Extracted data entries:
━━━━━━━━━━━━━━━━

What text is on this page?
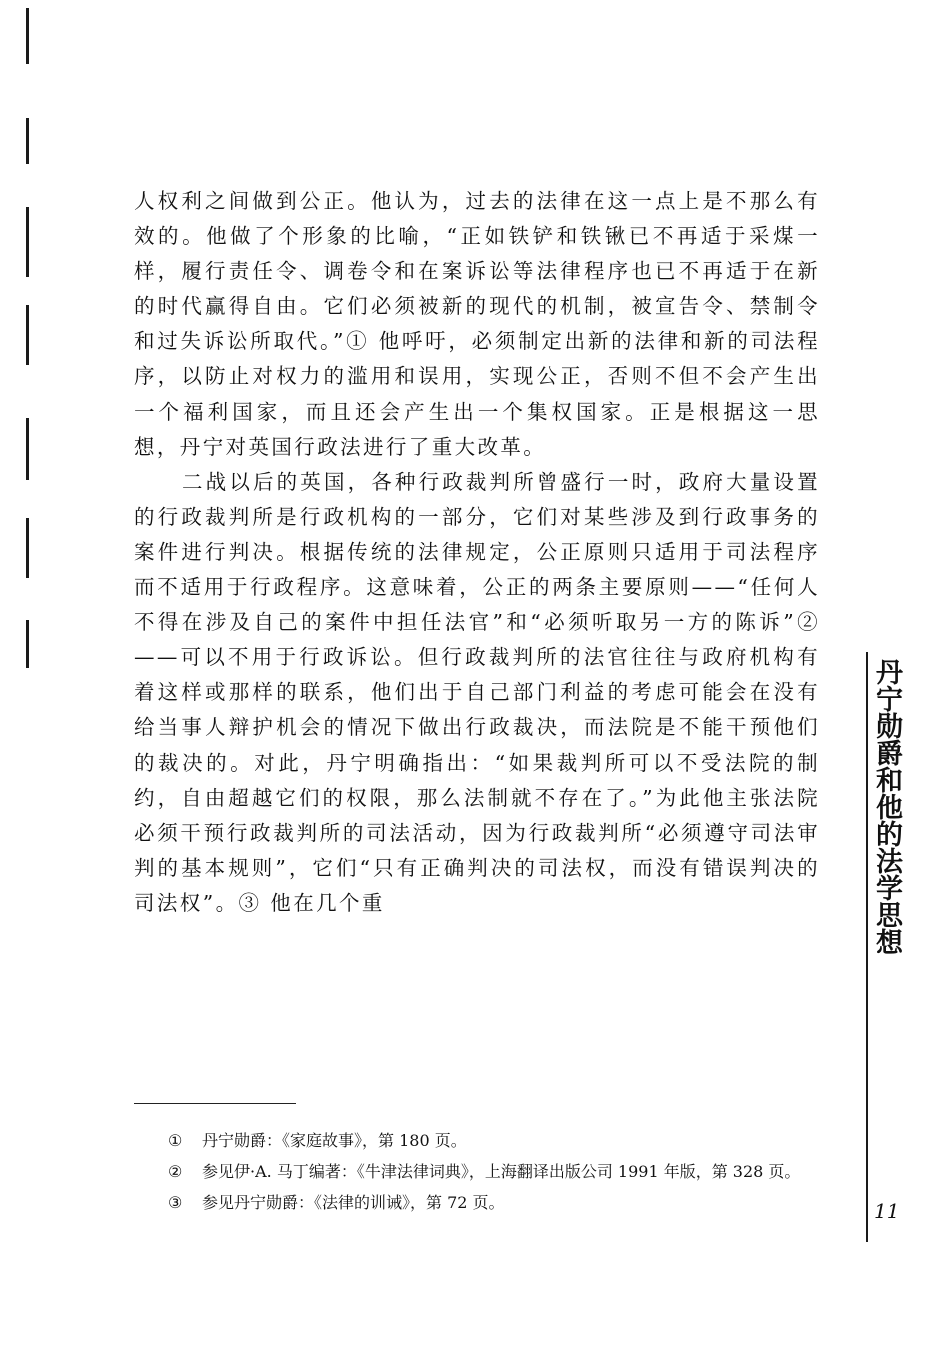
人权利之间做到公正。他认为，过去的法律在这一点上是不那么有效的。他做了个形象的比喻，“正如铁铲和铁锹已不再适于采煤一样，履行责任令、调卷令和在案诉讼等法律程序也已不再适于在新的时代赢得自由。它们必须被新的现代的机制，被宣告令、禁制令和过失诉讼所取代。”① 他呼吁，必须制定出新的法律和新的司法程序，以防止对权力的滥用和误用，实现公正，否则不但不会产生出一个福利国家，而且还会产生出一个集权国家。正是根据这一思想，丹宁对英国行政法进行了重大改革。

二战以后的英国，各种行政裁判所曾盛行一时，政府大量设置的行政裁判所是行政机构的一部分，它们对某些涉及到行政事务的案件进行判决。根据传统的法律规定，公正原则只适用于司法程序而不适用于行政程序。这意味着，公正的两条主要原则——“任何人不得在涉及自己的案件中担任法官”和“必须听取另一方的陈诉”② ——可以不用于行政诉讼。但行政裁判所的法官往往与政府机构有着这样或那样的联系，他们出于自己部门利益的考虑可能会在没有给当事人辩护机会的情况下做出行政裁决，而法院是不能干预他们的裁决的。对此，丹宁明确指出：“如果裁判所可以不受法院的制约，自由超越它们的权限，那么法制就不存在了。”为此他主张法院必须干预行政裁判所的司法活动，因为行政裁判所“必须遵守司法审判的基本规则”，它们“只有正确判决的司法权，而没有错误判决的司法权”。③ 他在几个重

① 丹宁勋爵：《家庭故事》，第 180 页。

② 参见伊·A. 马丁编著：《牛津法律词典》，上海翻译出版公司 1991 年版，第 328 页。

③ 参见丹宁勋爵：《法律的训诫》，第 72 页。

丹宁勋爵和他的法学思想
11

━━━━━━━━━━━━━━━━

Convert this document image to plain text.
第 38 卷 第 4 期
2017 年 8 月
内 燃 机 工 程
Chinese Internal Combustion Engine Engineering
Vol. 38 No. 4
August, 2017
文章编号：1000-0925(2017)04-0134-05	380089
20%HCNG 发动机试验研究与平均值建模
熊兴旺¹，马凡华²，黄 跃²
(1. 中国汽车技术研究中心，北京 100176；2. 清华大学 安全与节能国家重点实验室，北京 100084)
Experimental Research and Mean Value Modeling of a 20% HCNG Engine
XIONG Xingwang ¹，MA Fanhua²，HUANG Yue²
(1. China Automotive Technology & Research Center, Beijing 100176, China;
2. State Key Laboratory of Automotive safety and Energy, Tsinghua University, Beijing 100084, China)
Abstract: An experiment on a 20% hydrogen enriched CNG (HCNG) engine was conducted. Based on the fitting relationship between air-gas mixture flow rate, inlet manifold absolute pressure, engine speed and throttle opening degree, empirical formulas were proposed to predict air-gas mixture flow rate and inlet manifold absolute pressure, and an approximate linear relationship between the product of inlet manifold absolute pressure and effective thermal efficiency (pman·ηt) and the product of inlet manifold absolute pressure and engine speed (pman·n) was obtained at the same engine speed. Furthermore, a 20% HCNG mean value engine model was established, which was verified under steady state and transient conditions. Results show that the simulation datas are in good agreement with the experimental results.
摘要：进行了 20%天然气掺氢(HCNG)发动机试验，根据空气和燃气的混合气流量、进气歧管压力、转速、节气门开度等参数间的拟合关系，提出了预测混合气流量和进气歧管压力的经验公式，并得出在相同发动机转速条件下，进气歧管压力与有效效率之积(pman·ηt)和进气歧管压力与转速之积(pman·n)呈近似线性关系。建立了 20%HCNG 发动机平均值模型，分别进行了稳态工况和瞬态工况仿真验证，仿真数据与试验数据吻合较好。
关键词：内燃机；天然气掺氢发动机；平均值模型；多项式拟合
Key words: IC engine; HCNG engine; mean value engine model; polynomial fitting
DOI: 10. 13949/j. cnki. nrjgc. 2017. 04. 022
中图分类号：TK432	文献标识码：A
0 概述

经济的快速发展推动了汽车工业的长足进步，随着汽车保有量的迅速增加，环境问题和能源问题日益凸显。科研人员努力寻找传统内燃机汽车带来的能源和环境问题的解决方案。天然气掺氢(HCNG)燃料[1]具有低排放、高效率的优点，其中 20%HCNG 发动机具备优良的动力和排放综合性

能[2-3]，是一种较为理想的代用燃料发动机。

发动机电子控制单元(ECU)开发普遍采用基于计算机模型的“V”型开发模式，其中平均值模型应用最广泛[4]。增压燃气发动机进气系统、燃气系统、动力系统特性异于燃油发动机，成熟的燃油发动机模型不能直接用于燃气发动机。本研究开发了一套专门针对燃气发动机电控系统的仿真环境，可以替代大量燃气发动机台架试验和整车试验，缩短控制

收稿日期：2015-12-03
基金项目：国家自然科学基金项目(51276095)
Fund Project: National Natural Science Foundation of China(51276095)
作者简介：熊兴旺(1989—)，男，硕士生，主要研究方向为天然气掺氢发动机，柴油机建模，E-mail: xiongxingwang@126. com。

━━━━━━━━━━━━━━━━

- Work instructions: Pick out and copy the lines of the entries that hold the string "text".

- Answer below:
What text is on this page?
Convert this document image to plain text.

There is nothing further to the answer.